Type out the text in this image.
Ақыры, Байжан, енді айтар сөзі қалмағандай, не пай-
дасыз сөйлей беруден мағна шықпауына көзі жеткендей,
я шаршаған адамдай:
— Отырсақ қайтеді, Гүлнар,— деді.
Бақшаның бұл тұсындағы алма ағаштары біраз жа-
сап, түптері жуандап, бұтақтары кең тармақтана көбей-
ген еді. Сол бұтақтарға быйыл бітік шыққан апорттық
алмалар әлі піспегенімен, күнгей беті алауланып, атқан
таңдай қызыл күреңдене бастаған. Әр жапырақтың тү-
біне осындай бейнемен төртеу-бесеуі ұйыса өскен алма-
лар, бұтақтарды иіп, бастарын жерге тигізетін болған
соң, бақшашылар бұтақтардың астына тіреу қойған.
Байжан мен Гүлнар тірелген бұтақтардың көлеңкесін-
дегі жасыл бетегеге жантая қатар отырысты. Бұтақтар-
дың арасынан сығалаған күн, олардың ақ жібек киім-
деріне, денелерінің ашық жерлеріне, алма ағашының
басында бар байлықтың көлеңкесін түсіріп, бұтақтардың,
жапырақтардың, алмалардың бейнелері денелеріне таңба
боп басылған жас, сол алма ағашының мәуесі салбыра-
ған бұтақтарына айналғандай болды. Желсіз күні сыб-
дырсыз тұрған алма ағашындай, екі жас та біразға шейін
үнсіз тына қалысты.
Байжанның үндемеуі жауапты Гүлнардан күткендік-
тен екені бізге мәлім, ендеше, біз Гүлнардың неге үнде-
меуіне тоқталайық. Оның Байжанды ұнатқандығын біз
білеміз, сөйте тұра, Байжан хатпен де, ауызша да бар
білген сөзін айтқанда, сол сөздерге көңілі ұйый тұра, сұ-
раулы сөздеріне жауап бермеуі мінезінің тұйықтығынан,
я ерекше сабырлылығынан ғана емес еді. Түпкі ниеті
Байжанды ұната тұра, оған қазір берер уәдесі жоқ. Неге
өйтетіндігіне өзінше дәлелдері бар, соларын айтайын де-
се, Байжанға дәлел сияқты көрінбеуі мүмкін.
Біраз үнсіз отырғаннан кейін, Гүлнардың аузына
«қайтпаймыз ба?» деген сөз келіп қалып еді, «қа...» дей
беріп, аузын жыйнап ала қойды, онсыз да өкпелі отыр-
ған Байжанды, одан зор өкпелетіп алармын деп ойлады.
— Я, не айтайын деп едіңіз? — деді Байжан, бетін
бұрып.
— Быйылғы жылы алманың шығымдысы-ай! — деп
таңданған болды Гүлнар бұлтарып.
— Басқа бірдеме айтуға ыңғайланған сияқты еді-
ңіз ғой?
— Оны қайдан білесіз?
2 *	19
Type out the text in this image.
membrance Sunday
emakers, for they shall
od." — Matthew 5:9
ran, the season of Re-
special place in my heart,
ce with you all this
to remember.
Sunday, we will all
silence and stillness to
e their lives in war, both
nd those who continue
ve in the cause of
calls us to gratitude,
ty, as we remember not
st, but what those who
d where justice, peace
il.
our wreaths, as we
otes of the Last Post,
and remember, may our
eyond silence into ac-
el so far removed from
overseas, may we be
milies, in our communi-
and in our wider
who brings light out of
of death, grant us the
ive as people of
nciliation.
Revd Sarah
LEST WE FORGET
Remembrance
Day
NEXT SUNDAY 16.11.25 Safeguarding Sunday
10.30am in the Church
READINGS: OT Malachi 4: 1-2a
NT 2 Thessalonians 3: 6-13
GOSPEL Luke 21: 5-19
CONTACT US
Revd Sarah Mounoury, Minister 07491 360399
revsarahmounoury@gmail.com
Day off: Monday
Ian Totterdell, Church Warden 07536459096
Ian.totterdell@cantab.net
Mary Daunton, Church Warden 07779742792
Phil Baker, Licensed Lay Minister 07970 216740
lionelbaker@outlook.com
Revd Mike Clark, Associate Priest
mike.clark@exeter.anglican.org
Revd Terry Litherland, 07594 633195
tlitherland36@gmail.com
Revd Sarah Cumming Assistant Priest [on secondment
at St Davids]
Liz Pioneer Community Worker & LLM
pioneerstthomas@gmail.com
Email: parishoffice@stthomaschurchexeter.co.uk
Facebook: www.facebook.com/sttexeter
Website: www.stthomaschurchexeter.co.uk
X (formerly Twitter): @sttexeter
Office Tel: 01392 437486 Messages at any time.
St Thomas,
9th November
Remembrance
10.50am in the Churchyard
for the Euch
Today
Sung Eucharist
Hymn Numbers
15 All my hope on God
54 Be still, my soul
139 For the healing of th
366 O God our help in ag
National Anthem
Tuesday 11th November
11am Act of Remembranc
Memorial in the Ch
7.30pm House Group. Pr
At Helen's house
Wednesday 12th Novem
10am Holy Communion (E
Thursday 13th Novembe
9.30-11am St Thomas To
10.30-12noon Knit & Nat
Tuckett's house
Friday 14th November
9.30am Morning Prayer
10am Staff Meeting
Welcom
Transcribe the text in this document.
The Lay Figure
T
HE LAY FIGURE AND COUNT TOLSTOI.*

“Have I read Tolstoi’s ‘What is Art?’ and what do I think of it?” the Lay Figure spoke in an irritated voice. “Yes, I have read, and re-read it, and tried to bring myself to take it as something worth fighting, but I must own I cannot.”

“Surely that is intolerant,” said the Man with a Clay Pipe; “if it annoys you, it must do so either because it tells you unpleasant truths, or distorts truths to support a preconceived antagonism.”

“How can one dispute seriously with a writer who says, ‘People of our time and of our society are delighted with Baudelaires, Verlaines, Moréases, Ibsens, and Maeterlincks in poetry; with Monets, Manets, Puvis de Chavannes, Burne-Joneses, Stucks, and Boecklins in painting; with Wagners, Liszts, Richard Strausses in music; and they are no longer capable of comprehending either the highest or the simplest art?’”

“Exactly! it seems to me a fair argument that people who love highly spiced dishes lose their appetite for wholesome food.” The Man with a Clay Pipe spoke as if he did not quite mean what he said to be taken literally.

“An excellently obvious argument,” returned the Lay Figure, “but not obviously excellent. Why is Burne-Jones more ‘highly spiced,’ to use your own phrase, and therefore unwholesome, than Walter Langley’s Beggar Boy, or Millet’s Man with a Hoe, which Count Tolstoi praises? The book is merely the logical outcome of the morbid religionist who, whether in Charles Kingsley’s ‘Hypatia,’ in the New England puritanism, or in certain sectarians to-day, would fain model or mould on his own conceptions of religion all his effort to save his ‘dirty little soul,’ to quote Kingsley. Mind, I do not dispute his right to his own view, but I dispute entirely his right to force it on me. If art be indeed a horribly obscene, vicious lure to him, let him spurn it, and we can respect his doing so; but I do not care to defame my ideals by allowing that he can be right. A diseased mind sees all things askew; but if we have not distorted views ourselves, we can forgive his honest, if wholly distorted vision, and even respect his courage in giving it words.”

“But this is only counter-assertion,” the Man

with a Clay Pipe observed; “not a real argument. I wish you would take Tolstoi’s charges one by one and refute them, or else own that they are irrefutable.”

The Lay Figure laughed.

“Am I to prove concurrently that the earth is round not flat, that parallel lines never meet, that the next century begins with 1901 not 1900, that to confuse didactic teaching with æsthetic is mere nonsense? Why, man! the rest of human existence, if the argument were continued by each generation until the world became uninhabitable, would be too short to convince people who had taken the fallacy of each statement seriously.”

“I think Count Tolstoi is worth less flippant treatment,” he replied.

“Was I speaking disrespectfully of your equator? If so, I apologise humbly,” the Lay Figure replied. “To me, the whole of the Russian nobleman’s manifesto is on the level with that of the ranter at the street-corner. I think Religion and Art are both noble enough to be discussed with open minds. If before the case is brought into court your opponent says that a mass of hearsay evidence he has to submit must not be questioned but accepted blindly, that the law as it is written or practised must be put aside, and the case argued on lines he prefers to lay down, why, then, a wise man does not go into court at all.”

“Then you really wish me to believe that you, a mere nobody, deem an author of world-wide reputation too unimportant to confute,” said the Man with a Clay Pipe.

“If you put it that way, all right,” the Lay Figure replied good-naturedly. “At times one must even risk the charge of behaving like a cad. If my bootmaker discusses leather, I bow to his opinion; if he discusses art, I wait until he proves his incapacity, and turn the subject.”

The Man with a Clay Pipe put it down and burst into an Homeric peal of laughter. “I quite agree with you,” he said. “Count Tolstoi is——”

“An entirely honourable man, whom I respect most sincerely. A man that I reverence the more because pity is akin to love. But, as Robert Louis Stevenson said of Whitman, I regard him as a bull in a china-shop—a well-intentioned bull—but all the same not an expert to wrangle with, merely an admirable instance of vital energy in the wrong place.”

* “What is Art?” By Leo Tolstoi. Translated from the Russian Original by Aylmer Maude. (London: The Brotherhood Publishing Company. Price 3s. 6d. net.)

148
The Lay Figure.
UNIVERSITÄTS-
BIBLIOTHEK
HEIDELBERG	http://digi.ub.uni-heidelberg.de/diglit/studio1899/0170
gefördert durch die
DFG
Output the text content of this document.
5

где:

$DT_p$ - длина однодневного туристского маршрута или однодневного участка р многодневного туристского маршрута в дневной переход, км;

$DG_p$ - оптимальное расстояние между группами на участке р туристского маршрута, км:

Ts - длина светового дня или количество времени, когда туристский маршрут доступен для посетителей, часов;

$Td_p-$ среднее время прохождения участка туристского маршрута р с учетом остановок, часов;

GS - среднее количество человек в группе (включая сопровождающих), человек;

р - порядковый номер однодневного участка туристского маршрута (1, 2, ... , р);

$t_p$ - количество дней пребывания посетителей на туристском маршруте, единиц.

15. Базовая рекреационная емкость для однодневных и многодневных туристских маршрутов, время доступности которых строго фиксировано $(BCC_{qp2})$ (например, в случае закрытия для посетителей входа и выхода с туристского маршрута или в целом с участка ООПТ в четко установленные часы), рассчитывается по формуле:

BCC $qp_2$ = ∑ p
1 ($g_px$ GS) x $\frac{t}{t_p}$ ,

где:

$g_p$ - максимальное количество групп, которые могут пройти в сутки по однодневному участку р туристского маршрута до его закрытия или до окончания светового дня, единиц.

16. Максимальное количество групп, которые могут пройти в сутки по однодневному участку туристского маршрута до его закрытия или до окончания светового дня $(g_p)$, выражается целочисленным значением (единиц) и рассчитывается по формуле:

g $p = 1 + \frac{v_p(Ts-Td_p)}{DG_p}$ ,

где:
::::::::::
**EXERCISE OBJECTIVE:** Working from the entries above, return all lines that contain "светового".

**RESPONSE FOR THIS EXERCISE:**
Ts - длина светового дня или количество времени, когда туристский маршрут доступен для посетителей, часов;
$g_p$ - максимальное количество групп, которые могут пройти в сутки по однодневному участку р туристского маршрута до его закрытия или до окончания светового дня, единиц.
16. Максимальное количество групп, которые могут пройти в сутки по однодневному участку туристского маршрута до его закрытия или до окончания светового дня $(g_p)$, выражается целочисленным значением (единиц) и рассчитывается по формуле:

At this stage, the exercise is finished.